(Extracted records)
⁂
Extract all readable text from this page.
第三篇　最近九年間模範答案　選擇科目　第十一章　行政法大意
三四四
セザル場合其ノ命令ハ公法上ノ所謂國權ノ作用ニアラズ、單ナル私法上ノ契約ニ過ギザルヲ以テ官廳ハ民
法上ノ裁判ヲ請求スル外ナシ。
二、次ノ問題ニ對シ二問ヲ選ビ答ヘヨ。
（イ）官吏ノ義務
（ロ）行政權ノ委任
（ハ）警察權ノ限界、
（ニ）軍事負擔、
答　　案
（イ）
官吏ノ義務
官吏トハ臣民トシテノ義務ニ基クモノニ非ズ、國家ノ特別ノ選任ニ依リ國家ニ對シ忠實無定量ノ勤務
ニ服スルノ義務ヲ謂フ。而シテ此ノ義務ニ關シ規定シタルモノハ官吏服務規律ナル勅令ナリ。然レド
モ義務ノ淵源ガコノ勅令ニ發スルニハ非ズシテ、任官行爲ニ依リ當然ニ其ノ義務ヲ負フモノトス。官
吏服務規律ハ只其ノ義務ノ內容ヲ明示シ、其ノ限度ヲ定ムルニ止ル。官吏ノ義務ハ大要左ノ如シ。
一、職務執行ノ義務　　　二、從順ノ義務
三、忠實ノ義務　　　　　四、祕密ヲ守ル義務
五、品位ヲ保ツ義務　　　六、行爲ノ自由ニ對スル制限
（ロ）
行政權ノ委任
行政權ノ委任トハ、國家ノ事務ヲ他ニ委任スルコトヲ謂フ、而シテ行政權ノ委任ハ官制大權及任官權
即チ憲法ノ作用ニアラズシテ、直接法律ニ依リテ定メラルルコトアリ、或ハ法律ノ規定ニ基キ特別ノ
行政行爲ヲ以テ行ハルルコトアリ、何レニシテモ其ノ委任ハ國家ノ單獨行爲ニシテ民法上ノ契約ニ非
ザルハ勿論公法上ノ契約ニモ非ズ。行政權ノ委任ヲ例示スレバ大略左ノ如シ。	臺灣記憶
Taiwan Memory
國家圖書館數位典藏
⁂
→ **EXERCISE TASK**:
Write all of the records out again exactly.

→ **EXPECTED ANSWER**:
Extract all readable text from this page.
第三篇　最近九年間模範答案　選擇科目　第十一章　行政法大意
三四四
セザル場合其ノ命令ハ公法上ノ所謂國權ノ作用ニアラズ、單ナル私法上ノ契約ニ過ギザルヲ以テ官廳ハ民
法上ノ裁判ヲ請求スル外ナシ。
二、次ノ問題ニ對シ二問ヲ選ビ答ヘヨ。
（イ）官吏ノ義務
（ロ）行政權ノ委任
（ハ）警察權ノ限界、
（ニ）軍事負擔、
答　　案
（イ）
官吏ノ義務
官吏トハ臣民トシテノ義務ニ基クモノニ非ズ、國家ノ特別ノ選任ニ依リ國家ニ對シ忠實無定量ノ勤務
ニ服スルノ義務ヲ謂フ。而シテ此ノ義務ニ關シ規定シタルモノハ官吏服務規律ナル勅令ナリ。然レド
モ義務ノ淵源ガコノ勅令ニ發スルニハ非ズシテ、任官行爲ニ依リ當然ニ其ノ義務ヲ負フモノトス。官
吏服務規律ハ只其ノ義務ノ內容ヲ明示シ、其ノ限度ヲ定ムルニ止ル。官吏ノ義務ハ大要左ノ如シ。
一、職務執行ノ義務　　　二、從順ノ義務
三、忠實ノ義務　　　　　四、祕密ヲ守ル義務
五、品位ヲ保ツ義務　　　六、行爲ノ自由ニ對スル制限
（ロ）
行政權ノ委任
行政權ノ委任トハ、國家ノ事務ヲ他ニ委任スルコトヲ謂フ、而シテ行政權ノ委任ハ官制大權及任官權
即チ憲法ノ作用ニアラズシテ、直接法律ニ依リテ定メラルルコトアリ、或ハ法律ノ規定ニ基キ特別ノ
行政行爲ヲ以テ行ハルルコトアリ、何レニシテモ其ノ委任ハ國家ノ單獨行爲ニシテ民法上ノ契約ニ非
ザルハ勿論公法上ノ契約ニモ非ズ。行政權ノ委任ヲ例示スレバ大略左ノ如シ。	臺灣記憶
Taiwan Memory
國家圖書館數位典藏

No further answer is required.